EXERCISE REQUIREMENTS –
Report how many lines in the records hold the string "nproducts"; give the number and nothing else.

++++

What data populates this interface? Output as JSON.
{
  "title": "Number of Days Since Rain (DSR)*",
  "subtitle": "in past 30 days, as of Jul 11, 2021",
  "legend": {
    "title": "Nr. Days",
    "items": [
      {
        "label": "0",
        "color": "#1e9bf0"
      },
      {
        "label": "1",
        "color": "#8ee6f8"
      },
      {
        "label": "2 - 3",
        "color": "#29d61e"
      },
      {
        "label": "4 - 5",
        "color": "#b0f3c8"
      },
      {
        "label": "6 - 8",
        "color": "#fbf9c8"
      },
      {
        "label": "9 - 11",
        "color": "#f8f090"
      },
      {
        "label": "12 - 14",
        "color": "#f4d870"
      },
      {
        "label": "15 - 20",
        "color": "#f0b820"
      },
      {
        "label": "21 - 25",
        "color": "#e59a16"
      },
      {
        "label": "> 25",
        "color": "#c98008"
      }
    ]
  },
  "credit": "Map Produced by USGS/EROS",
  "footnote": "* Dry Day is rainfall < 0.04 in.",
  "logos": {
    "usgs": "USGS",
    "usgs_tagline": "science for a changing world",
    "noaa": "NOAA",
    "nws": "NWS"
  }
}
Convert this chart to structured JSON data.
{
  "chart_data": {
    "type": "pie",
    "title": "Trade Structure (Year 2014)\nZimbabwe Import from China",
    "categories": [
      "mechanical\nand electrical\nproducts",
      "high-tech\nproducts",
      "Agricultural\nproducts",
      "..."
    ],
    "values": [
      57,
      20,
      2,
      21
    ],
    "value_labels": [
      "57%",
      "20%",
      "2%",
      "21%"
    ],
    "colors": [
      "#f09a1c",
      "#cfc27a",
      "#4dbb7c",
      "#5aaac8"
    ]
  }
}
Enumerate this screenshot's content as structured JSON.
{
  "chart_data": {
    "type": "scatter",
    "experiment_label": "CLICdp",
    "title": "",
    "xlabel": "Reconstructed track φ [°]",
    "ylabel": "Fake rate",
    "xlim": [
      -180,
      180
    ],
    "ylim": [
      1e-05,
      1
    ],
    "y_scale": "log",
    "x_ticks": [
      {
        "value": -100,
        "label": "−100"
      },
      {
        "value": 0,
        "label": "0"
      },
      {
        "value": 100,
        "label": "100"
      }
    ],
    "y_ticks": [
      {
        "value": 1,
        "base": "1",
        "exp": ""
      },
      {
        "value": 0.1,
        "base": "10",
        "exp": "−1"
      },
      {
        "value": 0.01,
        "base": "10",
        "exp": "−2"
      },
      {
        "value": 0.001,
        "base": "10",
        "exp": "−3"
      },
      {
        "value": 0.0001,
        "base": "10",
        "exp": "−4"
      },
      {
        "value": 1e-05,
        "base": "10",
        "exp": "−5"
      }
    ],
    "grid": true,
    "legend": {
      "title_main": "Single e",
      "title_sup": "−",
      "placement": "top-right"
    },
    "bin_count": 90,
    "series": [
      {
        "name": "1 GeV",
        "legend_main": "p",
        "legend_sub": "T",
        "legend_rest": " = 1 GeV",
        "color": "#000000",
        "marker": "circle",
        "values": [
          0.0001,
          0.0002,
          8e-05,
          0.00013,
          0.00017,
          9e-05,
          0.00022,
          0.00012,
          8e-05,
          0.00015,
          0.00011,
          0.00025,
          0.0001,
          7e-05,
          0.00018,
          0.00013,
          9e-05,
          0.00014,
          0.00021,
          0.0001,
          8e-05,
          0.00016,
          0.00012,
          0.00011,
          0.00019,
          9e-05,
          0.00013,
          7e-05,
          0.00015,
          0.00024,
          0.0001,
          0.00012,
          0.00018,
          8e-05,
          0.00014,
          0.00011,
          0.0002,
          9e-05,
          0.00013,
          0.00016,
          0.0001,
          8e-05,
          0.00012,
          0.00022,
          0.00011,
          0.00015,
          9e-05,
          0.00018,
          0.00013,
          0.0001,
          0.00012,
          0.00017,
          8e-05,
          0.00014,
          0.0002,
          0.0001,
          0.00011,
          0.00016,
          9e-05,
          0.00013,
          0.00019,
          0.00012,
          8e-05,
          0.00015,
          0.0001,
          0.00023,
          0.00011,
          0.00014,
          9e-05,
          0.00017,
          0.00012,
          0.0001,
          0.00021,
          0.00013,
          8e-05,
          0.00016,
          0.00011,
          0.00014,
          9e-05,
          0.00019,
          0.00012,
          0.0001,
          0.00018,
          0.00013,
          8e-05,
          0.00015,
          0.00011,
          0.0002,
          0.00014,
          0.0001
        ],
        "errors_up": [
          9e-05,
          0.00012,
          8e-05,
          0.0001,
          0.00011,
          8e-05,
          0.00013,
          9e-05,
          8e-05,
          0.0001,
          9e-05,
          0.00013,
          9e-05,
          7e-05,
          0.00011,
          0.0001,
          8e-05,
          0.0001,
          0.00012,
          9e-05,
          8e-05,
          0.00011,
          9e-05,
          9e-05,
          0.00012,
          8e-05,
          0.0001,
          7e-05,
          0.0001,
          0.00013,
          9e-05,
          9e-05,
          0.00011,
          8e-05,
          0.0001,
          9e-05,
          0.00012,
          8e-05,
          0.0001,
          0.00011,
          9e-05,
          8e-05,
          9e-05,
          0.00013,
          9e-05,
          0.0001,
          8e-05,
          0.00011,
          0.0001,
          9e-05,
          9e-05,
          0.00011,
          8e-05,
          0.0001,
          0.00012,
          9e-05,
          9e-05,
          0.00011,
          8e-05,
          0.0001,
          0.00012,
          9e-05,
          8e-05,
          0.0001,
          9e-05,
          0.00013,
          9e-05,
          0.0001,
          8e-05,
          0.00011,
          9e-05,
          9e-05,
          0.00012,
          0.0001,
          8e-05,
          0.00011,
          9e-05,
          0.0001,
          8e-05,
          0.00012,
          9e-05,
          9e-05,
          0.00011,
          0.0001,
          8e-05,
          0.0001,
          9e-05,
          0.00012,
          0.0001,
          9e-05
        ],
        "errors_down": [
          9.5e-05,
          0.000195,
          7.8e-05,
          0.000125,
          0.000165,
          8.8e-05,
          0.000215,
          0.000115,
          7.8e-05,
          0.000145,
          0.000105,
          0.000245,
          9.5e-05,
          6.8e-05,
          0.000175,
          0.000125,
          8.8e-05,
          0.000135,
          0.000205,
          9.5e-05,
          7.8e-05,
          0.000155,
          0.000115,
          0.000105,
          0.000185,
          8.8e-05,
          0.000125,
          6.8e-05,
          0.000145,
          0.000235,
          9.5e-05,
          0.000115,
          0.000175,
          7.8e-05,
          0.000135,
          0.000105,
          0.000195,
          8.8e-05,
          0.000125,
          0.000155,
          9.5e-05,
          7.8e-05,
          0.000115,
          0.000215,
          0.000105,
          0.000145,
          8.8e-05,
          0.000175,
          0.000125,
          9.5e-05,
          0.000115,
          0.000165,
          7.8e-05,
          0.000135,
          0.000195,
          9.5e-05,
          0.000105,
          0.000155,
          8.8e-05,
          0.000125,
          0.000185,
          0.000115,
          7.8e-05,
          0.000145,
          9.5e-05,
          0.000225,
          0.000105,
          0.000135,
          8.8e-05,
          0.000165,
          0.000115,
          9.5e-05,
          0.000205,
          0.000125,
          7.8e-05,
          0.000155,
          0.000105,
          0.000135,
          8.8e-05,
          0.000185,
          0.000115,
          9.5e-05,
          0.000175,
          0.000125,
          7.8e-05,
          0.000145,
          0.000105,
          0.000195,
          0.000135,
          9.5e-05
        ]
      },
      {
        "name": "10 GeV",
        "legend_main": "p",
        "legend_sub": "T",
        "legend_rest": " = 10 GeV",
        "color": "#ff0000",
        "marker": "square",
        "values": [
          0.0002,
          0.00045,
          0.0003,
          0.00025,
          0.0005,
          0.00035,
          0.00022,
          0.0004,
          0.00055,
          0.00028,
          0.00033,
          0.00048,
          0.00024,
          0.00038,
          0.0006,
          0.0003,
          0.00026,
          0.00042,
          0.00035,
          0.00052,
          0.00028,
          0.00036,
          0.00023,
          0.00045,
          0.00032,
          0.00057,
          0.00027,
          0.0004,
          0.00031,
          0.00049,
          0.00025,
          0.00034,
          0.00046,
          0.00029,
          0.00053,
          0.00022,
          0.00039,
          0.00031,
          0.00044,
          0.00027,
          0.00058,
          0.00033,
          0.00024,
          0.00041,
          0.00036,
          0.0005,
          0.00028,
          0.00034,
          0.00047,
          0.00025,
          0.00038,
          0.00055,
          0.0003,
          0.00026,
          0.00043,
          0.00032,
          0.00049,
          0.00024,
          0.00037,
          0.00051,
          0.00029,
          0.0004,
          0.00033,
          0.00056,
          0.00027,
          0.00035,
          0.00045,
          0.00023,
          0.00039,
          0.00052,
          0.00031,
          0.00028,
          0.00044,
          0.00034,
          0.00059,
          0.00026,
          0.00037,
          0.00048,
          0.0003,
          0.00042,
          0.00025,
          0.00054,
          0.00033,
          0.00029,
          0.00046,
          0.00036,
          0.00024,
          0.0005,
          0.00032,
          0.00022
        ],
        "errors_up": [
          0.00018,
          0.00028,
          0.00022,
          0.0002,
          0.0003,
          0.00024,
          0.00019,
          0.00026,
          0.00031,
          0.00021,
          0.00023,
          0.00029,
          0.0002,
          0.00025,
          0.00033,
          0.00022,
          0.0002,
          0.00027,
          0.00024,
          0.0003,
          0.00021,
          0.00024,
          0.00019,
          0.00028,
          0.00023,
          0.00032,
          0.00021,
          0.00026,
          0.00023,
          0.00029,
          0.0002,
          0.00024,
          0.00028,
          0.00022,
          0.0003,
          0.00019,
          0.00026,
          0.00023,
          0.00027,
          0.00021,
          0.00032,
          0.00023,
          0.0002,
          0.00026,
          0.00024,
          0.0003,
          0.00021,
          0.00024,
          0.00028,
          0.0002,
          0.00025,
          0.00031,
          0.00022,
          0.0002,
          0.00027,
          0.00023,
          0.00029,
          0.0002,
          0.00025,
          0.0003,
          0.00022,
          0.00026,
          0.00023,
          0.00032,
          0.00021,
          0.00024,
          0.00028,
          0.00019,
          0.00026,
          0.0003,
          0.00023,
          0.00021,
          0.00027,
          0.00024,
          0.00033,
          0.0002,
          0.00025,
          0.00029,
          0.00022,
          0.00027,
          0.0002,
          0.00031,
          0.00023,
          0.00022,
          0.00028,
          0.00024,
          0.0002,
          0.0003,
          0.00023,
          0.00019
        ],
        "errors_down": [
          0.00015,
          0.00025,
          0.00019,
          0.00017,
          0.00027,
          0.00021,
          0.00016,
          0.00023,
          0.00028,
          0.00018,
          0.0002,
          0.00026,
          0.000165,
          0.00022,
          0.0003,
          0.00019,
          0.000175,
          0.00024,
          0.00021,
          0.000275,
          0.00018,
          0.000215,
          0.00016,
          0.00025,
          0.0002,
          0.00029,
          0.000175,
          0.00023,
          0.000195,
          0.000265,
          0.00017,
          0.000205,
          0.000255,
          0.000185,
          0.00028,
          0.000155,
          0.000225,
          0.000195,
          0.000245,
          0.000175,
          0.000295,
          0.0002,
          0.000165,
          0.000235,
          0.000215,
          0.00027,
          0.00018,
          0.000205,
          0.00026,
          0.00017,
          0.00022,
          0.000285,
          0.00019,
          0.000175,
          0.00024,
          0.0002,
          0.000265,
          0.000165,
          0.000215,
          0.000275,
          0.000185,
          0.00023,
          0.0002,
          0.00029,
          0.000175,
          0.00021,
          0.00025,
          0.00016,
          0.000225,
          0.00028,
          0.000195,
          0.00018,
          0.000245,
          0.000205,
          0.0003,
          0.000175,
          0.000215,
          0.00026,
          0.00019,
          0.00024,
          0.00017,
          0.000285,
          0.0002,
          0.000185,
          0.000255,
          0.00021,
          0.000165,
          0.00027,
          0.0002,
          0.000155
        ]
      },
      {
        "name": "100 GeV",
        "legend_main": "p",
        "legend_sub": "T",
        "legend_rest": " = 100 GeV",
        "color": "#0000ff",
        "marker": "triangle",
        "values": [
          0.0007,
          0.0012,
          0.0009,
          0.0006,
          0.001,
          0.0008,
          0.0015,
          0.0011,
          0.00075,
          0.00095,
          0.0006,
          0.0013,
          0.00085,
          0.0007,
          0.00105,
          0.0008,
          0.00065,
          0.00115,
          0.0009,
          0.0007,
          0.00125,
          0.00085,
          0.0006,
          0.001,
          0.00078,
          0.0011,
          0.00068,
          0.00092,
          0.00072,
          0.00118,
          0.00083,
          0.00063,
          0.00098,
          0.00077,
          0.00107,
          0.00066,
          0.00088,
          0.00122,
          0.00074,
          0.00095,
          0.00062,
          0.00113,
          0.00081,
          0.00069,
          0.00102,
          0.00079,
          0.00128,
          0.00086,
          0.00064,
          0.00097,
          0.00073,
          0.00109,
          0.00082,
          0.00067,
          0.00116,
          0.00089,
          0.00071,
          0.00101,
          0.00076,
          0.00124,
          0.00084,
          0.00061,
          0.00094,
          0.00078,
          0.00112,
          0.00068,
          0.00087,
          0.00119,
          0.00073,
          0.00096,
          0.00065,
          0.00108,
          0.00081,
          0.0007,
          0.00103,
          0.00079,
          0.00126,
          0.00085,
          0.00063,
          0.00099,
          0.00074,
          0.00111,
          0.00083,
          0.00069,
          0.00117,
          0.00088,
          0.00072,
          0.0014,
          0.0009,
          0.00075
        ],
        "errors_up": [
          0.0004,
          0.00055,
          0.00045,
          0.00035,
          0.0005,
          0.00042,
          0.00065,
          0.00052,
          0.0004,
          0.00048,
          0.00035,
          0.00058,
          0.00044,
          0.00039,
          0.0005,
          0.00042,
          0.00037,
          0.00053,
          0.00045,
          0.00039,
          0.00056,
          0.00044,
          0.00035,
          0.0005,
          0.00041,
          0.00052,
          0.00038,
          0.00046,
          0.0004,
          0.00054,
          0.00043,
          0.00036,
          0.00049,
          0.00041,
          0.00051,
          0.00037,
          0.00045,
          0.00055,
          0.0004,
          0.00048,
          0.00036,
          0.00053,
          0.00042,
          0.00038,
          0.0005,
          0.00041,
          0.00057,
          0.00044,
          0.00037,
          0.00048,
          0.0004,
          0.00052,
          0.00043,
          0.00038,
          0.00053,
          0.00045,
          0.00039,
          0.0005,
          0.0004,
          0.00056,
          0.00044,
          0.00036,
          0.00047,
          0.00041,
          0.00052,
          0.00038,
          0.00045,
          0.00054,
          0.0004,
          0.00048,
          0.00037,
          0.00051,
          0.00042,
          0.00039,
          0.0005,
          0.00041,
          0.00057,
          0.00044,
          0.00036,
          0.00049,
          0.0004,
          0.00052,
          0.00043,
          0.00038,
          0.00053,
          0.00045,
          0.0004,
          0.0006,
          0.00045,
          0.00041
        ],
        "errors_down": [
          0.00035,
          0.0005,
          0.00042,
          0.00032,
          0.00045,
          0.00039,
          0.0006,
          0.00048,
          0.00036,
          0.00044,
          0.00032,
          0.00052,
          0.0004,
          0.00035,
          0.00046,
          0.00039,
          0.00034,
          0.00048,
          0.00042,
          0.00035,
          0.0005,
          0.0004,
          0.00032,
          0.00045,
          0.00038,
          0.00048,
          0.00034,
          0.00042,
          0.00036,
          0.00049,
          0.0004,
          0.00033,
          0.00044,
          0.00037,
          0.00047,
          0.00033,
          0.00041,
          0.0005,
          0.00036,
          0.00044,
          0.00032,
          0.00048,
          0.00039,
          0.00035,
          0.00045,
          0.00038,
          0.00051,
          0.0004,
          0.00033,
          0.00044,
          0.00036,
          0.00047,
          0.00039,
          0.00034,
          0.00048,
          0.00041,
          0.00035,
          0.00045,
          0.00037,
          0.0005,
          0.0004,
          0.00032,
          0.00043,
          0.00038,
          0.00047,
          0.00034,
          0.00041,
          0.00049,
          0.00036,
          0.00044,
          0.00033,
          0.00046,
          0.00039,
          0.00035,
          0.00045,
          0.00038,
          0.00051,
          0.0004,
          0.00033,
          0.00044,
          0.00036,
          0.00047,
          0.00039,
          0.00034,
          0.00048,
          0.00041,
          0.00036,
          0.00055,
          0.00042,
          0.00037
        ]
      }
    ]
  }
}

++++

EXERCISE SOLUTION –
3